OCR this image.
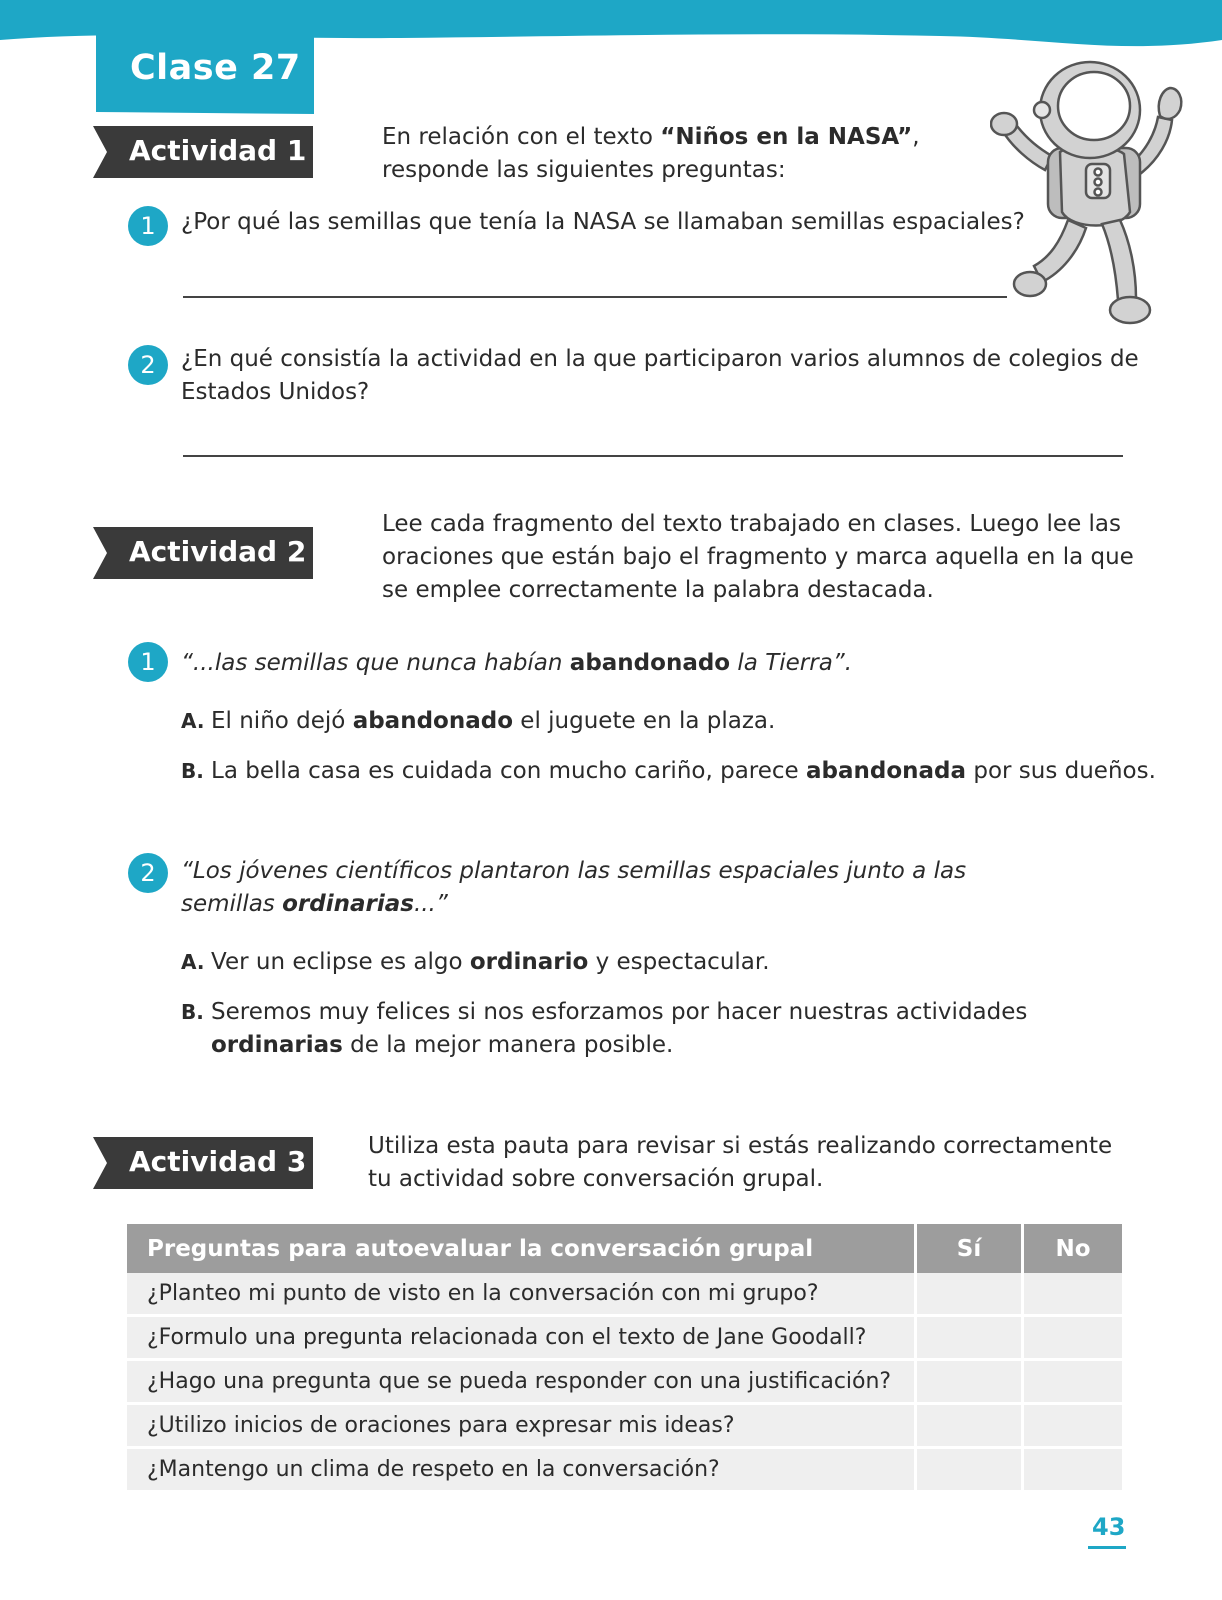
Clase 27
Actividad 1	En relación con el texto “Niños en la NASA”,
responde las siguientes preguntas:
1	¿Por qué las semillas que tenía la NASA se llamaban semillas espaciales?
2	¿En qué consistía la actividad en la que participaron varios alumnos de colegios de
Estados Unidos?
Actividad 2
Lee cada fragmento del texto trabajado en clases. Luego lee las
oraciones que están bajo el fragmento y marca aquella en la que
se emplee correctamente la palabra destacada.
1	“...las semillas que nunca habían abandonado la Tierra”.
A. El niño dejó abandonado el juguete en la plaza.
B. La bella casa es cuidada con mucho cariño, parece abandonada por sus dueños.
2	“Los jóvenes científicos plantaron las semillas espaciales junto a las
semillas ordinarias...”
A. Ver un eclipse es algo ordinario y espectacular.
B. Seremos muy felices si nos esforzamos por hacer nuestras actividades
ordinarias de la mejor manera posible.
Actividad 3	Utiliza esta pauta para revisar si estás realizando correctamente
tu actividad sobre conversación grupal.
Preguntas para autoevaluar la conversación grupal	Sí	No
¿Planteo mi punto de visto en la conversación con mi grupo?		
¿Formulo una pregunta relacionada con el texto de Jane Goodall?		
¿Hago una pregunta que se pueda responder con una justificación?		
¿Utilizo inicios de oraciones para expresar mis ideas?		
¿Mantengo un clima de respeto en la conversación?		
43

_ _ _

GOAL
Ignore the images and quote every line of the listing exactly.

RESULT
OCR this image.
Clase 27
Actividad 1	En relación con el texto “Niños en la NASA”,
responde las siguientes preguntas:
1	¿Por qué las semillas que tenía la NASA se llamaban semillas espaciales?
2	¿En qué consistía la actividad en la que participaron varios alumnos de colegios de
Estados Unidos?
Actividad 2
Lee cada fragmento del texto trabajado en clases. Luego lee las
oraciones que están bajo el fragmento y marca aquella en la que
se emplee correctamente la palabra destacada.
1	“...las semillas que nunca habían abandonado la Tierra”.
A. El niño dejó abandonado el juguete en la plaza.
B. La bella casa es cuidada con mucho cariño, parece abandonada por sus dueños.
2	“Los jóvenes científicos plantaron las semillas espaciales junto a las
semillas ordinarias...”
A. Ver un eclipse es algo ordinario y espectacular.
B. Seremos muy felices si nos esforzamos por hacer nuestras actividades
ordinarias de la mejor manera posible.
Actividad 3	Utiliza esta pauta para revisar si estás realizando correctamente
tu actividad sobre conversación grupal.
Preguntas para autoevaluar la conversación grupal	Sí	No
¿Planteo mi punto de visto en la conversación con mi grupo?		
¿Formulo una pregunta relacionada con el texto de Jane Goodall?		
¿Hago una pregunta que se pueda responder con una justificación?		
¿Utilizo inicios de oraciones para expresar mis ideas?		
¿Mantengo un clima de respeto en la conversación?		
43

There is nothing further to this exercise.